### GIVEN PASSAGE

RE: New i18n use case [WAS: CSV use case]

Oh - and I should say that I focused on the HXL example rather than the "360 giving" one because it touched on both the issues raised in the email from Tim Davies.

Jeremy

> -----Original Message-----
> From: Tandy, Jeremy [mailto:jeremy.tandy@metoffice.gov.uk]
> Sent: 30 May 2014 18:04
> To: Jeni Tennison; public-csv-wg@w3.org
> Cc: Tim Davies (Web Foundation); david.megginson@megginson.com
> Subject: New i18n use case [WAS: CSV use case]
> 
> Hi - following Jeni's earlier message, I have now added another use
> case to the document to describe the concerns raised: " Use Case #23 -
> Collating humanitarian information for crisis response"
> <http://w3c.github.io/csvw/use-cases-and-requirements/#UC-

> CollatingHumanitarianResponseInformation> ...
> 
> You'll see this has introduced two new requirements:
> 
> - <http://w3c.github.io/csvw/use-cases-and-requirements/#R-

> MultilingualContent>
> - <http://w3c.github.io/csvw/use-cases-and-requirements/#R-

> ListsAsRepeatedFields>
> 
> Comments welcome ... especially from Tim Davies and David Megginson :-)
> One issue I have raised is whether HXL is still predicated on RDF;
> whether the conversion from tabular HXL into an RDF format is an
> accurate portrayal.
> 
> Jeremy
> 
> PS: you'll also notice that I've removed the references to "DDR" (as
> pointed out by AndyS recently, this was unhelpful additional
> terminology) and removed the empty "Terminology" section.
> 
> > -----Original Message-----
> > From: Jeni Tennison [mailto:jeni@theodi.org]
> > Sent: 27 May 2014 12:31
> > To: public-csv-wg@w3.org
> > Cc: Tim Davies (Web Foundation); david.megginson@megginson.com
> > Subject: Fw: Re: CSV use case
> >
> > Some extra use cases re internationalisation of CSVs.
> >
> > Jeni
> >
> > ------------------------------------------------------
> > From: Tim Davies timdavies@webfoundation.org
> > Reply: Tim Davies timdavies@webfoundation.org
> > Date: 20 May 2014 at 23:36:13
> > To: Jeni Tennison jeni@theodi.org, david.megginson@megginson.com
> > david.megginson@megginson.com
> > Subject:  Re: CSV use case
> >
> > > Hello Jeni,
> > >
> > > Good to hear from you. Yes, so there are two main cases and two
> > > approaches here. One based on the work David Megginson is doing on
> > > Humanitarian Exchange Language (I've copied David in so he can
> > correct
> > > me when I misrepresent their work...;) - and one based on the 360
> > > Giving Data Standard I worked on.

### BRIEF 1
Besides the references to "DDR," what did Jeremy remove, according to the email thread?
### BRIEF 2
Please return the stretch of the email thread from "Oh - and I should" through "from Tim Davies.".
Rely only on the email thread.

### INFORMATION

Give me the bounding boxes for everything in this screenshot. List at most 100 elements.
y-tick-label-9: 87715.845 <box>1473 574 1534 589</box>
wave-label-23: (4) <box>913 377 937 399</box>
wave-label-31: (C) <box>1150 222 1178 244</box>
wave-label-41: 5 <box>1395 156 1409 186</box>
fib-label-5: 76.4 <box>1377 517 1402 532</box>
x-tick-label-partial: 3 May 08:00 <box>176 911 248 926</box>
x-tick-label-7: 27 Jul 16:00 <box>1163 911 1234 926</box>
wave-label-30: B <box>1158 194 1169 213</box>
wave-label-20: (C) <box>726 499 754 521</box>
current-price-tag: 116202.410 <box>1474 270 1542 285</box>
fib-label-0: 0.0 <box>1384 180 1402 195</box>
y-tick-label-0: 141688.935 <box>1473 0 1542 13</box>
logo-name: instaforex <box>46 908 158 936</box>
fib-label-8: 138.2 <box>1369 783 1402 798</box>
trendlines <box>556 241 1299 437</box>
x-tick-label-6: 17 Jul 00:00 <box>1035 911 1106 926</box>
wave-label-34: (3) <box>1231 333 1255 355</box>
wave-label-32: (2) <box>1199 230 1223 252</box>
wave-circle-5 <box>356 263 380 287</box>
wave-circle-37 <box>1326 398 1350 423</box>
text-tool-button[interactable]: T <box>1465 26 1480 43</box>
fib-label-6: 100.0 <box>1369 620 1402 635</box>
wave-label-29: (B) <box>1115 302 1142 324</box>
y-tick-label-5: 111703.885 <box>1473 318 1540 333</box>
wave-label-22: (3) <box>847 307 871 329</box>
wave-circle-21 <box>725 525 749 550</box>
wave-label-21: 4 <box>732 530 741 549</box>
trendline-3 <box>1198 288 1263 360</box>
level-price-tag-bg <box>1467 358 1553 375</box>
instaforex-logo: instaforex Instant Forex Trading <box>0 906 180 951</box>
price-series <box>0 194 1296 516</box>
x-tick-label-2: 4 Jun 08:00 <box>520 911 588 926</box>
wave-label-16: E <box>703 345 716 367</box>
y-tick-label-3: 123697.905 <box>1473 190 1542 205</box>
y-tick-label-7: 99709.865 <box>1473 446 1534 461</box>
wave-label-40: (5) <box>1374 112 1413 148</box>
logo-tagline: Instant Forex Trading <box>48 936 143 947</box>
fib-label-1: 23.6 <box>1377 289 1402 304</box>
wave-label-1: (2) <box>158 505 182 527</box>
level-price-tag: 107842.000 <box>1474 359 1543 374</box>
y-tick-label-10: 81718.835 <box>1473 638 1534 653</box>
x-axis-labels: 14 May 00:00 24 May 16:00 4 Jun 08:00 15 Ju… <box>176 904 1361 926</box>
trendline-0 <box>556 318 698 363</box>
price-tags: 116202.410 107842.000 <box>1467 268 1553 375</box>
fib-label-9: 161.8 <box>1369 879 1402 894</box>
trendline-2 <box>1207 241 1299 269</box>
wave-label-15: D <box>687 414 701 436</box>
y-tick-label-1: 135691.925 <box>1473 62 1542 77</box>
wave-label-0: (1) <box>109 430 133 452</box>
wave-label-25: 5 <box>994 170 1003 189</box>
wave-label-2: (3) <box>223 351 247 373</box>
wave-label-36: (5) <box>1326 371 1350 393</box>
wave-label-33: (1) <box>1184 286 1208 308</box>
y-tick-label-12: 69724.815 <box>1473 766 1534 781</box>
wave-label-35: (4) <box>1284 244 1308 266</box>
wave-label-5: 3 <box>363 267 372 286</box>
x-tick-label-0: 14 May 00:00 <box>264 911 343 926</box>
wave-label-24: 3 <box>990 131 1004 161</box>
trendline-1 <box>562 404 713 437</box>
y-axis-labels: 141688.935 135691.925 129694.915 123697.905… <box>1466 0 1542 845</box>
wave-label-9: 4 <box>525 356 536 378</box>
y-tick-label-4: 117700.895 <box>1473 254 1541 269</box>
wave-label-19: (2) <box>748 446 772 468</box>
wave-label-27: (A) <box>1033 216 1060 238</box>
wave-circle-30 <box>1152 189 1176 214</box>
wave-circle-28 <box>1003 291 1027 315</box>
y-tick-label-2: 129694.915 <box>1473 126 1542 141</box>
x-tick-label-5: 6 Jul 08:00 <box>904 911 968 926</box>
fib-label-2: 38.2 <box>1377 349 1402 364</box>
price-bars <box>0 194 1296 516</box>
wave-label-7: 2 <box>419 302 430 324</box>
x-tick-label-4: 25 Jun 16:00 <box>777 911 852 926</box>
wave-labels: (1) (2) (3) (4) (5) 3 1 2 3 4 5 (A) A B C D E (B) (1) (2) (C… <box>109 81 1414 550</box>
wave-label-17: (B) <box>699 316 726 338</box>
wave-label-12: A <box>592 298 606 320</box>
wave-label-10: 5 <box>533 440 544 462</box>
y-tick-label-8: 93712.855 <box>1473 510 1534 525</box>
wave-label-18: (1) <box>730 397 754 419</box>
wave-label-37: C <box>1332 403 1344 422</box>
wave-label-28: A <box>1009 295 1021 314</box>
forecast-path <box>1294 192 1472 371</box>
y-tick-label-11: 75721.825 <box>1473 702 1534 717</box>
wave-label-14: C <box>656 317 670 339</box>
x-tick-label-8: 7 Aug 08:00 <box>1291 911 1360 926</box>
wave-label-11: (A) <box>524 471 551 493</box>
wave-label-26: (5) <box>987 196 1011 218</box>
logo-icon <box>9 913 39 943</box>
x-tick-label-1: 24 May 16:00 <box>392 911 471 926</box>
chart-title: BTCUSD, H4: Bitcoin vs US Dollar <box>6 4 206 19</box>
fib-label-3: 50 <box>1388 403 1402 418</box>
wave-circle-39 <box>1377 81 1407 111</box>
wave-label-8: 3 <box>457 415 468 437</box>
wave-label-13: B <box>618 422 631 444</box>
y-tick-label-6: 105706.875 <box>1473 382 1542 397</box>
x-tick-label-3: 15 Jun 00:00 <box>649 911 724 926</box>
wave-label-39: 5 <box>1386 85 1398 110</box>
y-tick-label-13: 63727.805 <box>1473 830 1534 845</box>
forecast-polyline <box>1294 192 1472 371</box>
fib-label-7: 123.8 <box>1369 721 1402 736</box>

### EXERCISE RESULT 1
The empty "Terminology" section.

### EXERCISE RESULT 2
Oh - and I should say that I focused on the HXL example rather than the "360 giving" one because it touched on both the issues raised in the email from Tim Davies.